-- START --

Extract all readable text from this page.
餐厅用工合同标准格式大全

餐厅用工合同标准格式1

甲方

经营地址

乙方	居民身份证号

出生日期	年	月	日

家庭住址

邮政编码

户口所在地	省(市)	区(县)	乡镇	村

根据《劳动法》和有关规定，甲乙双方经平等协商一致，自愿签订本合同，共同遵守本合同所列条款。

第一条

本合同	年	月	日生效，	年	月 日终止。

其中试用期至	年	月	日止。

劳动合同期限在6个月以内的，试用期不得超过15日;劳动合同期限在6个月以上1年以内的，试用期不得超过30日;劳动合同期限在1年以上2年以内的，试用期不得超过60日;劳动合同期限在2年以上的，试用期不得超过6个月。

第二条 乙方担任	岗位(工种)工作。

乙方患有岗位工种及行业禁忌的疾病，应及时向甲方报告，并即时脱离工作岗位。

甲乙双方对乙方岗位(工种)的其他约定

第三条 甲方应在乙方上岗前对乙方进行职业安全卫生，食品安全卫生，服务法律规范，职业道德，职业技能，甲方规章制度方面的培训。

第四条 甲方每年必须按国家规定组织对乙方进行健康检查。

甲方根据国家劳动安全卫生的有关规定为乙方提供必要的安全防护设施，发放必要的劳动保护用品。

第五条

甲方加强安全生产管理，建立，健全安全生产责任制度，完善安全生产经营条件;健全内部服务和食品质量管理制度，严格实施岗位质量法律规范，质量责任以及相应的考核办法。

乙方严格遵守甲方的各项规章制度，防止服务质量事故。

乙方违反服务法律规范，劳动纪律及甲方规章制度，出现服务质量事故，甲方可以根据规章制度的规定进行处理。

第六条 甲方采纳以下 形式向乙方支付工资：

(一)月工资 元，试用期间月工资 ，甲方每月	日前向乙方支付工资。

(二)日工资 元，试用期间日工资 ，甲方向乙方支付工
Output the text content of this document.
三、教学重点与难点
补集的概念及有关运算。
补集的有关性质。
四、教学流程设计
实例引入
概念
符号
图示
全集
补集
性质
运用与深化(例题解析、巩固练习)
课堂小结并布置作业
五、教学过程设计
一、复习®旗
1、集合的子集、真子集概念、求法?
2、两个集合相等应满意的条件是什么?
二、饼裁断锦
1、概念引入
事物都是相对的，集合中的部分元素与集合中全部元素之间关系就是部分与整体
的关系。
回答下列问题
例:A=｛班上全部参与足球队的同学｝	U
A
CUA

-- END --

* _The exercise_
Give the entries once more, exactly as they appear.

* _Full output_
Extract all readable text from this page.
餐厅用工合同标准格式大全

餐厅用工合同标准格式1

甲方

经营地址

乙方	居民身份证号

出生日期	年	月	日

家庭住址

邮政编码

户口所在地	省(市)	区(县)	乡镇	村

根据《劳动法》和有关规定，甲乙双方经平等协商一致，自愿签订本合同，共同遵守本合同所列条款。

第一条

本合同	年	月	日生效，	年	月 日终止。

其中试用期至	年	月	日止。

劳动合同期限在6个月以内的，试用期不得超过15日;劳动合同期限在6个月以上1年以内的，试用期不得超过30日;劳动合同期限在1年以上2年以内的，试用期不得超过60日;劳动合同期限在2年以上的，试用期不得超过6个月。

第二条 乙方担任	岗位(工种)工作。

乙方患有岗位工种及行业禁忌的疾病，应及时向甲方报告，并即时脱离工作岗位。

甲乙双方对乙方岗位(工种)的其他约定

第三条 甲方应在乙方上岗前对乙方进行职业安全卫生，食品安全卫生，服务法律规范，职业道德，职业技能，甲方规章制度方面的培训。

第四条 甲方每年必须按国家规定组织对乙方进行健康检查。

甲方根据国家劳动安全卫生的有关规定为乙方提供必要的安全防护设施，发放必要的劳动保护用品。

第五条

甲方加强安全生产管理，建立，健全安全生产责任制度，完善安全生产经营条件;健全内部服务和食品质量管理制度，严格实施岗位质量法律规范，质量责任以及相应的考核办法。

乙方严格遵守甲方的各项规章制度，防止服务质量事故。

乙方违反服务法律规范，劳动纪律及甲方规章制度，出现服务质量事故，甲方可以根据规章制度的规定进行处理。

第六条 甲方采纳以下 形式向乙方支付工资：

(一)月工资 元，试用期间月工资 ，甲方每月	日前向乙方支付工资。

(二)日工资 元，试用期间日工资 ，甲方向乙方支付工
Output the text content of this document.
三、教学重点与难点
补集的概念及有关运算。
补集的有关性质。
四、教学流程设计
实例引入
概念
符号
图示
全集
补集
性质
运用与深化(例题解析、巩固练习)
课堂小结并布置作业
五、教学过程设计
一、复习®旗
1、集合的子集、真子集概念、求法?
2、两个集合相等应满意的条件是什么?
二、饼裁断锦
1、概念引入
事物都是相对的，集合中的部分元素与集合中全部元素之间关系就是部分与整体
的关系。
回答下列问题
例:A=｛班上全部参与足球队的同学｝	U
A
CUA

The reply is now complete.